WHAT TO DO:
The entries below are to be written out again without alteration.

EXERCISE MATERIAL:
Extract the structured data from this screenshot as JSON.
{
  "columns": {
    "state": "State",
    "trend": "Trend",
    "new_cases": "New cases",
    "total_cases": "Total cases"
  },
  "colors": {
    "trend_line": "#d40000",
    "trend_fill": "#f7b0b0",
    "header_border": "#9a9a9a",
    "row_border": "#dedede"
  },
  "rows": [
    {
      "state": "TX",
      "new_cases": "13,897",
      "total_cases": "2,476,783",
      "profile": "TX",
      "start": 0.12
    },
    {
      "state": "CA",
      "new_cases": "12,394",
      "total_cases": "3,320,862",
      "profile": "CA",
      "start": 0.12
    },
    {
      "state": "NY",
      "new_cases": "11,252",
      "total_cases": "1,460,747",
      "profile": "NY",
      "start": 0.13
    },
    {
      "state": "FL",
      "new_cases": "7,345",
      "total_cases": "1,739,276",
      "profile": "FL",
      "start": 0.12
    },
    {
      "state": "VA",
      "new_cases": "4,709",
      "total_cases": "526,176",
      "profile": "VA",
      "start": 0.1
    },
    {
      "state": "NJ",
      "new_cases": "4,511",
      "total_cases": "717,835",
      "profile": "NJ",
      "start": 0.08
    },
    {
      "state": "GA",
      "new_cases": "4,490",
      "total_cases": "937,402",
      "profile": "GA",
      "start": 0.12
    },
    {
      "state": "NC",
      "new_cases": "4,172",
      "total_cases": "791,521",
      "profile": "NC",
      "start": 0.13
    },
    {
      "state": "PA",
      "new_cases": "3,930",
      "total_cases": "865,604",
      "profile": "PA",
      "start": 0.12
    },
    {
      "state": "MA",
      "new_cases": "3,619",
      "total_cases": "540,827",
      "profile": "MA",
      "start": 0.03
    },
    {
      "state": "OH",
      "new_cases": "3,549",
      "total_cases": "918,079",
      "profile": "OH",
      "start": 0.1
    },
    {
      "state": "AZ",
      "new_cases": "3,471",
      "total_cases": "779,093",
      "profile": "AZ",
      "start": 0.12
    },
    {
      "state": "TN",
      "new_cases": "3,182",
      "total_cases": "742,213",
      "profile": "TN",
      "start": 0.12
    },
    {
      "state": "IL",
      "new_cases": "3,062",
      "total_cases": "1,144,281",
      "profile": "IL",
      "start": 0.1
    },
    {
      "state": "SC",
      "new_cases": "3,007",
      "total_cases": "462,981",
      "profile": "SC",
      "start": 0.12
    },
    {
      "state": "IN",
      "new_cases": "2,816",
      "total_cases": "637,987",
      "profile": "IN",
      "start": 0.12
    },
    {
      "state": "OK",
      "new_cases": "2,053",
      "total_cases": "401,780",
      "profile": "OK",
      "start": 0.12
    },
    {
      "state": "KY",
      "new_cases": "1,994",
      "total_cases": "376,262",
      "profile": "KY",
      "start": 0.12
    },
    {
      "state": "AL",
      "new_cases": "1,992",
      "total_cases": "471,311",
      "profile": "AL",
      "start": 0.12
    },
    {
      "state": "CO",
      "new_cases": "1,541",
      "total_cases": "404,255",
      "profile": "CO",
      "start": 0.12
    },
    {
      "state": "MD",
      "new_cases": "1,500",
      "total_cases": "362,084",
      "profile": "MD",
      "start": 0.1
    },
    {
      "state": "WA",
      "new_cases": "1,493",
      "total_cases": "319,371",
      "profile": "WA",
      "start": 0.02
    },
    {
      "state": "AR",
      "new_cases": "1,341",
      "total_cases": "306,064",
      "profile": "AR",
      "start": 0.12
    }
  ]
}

THE SOLUTION:
Extract the structured data from this screenshot as JSON.
{
  "columns": {
    "state": "State",
    "trend": "Trend",
    "new_cases": "New cases",
    "total_cases": "Total cases"
  },
  "colors": {
    "trend_line": "#d40000",
    "trend_fill": "#f7b0b0",
    "header_border": "#9a9a9a",
    "row_border": "#dedede"
  },
  "rows": [
    {
      "state": "TX",
      "new_cases": "13,897",
      "total_cases": "2,476,783",
      "profile": "TX",
      "start": 0.12
    },
    {
      "state": "CA",
      "new_cases": "12,394",
      "total_cases": "3,320,862",
      "profile": "CA",
      "start": 0.12
    },
    {
      "state": "NY",
      "new_cases": "11,252",
      "total_cases": "1,460,747",
      "profile": "NY",
      "start": 0.13
    },
    {
      "state": "FL",
      "new_cases": "7,345",
      "total_cases": "1,739,276",
      "profile": "FL",
      "start": 0.12
    },
    {
      "state": "VA",
      "new_cases": "4,709",
      "total_cases": "526,176",
      "profile": "VA",
      "start": 0.1
    },
    {
      "state": "NJ",
      "new_cases": "4,511",
      "total_cases": "717,835",
      "profile": "NJ",
      "start": 0.08
    },
    {
      "state": "GA",
      "new_cases": "4,490",
      "total_cases": "937,402",
      "profile": "GA",
      "start": 0.12
    },
    {
      "state": "NC",
      "new_cases": "4,172",
      "total_cases": "791,521",
      "profile": "NC",
      "start": 0.13
    },
    {
      "state": "PA",
      "new_cases": "3,930",
      "total_cases": "865,604",
      "profile": "PA",
      "start": 0.12
    },
    {
      "state": "MA",
      "new_cases": "3,619",
      "total_cases": "540,827",
      "profile": "MA",
      "start": 0.03
    },
    {
      "state": "OH",
      "new_cases": "3,549",
      "total_cases": "918,079",
      "profile": "OH",
      "start": 0.1
    },
    {
      "state": "AZ",
      "new_cases": "3,471",
      "total_cases": "779,093",
      "profile": "AZ",
      "start": 0.12
    },
    {
      "state": "TN",
      "new_cases": "3,182",
      "total_cases": "742,213",
      "profile": "TN",
      "start": 0.12
    },
    {
      "state": "IL",
      "new_cases": "3,062",
      "total_cases": "1,144,281",
      "profile": "IL",
      "start": 0.1
    },
    {
      "state": "SC",
      "new_cases": "3,007",
      "total_cases": "462,981",
      "profile": "SC",
      "start": 0.12
    },
    {
      "state": "IN",
      "new_cases": "2,816",
      "total_cases": "637,987",
      "profile": "IN",
      "start": 0.12
    },
    {
      "state": "OK",
      "new_cases": "2,053",
      "total_cases": "401,780",
      "profile": "OK",
      "start": 0.12
    },
    {
      "state": "KY",
      "new_cases": "1,994",
      "total_cases": "376,262",
      "profile": "KY",
      "start": 0.12
    },
    {
      "state": "AL",
      "new_cases": "1,992",
      "total_cases": "471,311",
      "profile": "AL",
      "start": 0.12
    },
    {
      "state": "CO",
      "new_cases": "1,541",
      "total_cases": "404,255",
      "profile": "CO",
      "start": 0.12
    },
    {
      "state": "MD",
      "new_cases": "1,500",
      "total_cases": "362,084",
      "profile": "MD",
      "start": 0.1
    },
    {
      "state": "WA",
      "new_cases": "1,493",
      "total_cases": "319,371",
      "profile": "WA",
      "start": 0.02
    },
    {
      "state": "AR",
      "new_cases": "1,341",
      "total_cases": "306,064",
      "profile": "AR",
      "start": 0.12
    }
  ]
}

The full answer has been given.